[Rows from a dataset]
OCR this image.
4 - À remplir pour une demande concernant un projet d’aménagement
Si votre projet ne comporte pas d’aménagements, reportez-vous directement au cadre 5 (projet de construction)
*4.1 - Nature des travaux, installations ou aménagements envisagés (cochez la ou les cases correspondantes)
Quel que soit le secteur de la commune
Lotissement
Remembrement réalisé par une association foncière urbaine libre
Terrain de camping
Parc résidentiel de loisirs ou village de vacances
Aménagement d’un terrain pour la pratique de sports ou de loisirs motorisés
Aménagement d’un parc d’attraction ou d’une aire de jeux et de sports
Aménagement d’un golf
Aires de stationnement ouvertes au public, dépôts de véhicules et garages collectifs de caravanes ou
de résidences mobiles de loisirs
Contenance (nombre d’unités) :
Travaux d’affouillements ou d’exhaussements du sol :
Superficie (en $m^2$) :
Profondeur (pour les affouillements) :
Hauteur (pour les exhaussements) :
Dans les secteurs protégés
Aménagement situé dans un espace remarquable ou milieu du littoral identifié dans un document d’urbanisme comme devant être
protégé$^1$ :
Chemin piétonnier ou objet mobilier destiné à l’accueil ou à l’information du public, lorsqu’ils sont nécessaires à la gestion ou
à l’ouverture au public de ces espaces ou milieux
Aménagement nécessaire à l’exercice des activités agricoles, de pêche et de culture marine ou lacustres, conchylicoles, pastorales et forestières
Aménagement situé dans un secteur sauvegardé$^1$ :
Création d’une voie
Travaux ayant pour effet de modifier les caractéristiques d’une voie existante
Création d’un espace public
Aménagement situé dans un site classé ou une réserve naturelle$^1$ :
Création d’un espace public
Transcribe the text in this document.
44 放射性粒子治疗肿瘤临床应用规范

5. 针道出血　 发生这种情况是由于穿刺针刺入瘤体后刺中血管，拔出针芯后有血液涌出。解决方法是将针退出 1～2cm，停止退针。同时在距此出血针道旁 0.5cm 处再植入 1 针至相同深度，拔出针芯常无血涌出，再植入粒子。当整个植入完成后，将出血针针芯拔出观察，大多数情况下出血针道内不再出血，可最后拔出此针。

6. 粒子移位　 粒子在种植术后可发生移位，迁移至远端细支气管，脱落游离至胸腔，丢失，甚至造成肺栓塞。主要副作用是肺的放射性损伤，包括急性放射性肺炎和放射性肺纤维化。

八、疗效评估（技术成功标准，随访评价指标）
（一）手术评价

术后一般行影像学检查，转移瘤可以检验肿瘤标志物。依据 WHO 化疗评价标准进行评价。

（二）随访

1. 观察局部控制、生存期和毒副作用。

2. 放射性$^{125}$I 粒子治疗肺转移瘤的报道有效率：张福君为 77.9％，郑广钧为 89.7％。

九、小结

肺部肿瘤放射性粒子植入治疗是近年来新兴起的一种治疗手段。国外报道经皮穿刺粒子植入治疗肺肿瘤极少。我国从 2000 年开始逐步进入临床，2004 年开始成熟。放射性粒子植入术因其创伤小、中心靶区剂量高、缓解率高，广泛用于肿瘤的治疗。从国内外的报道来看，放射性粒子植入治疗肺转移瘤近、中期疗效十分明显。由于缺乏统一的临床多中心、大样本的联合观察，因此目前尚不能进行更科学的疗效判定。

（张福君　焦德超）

* DO THIS *
Copy out each line that contains the word "loisirs".

* FULL OUTPUT *
Parc résidentiel de loisirs ou village de vacances
Aménagement d’un terrain pour la pratique de sports ou de loisirs motorisés
de résidences mobiles de loisirs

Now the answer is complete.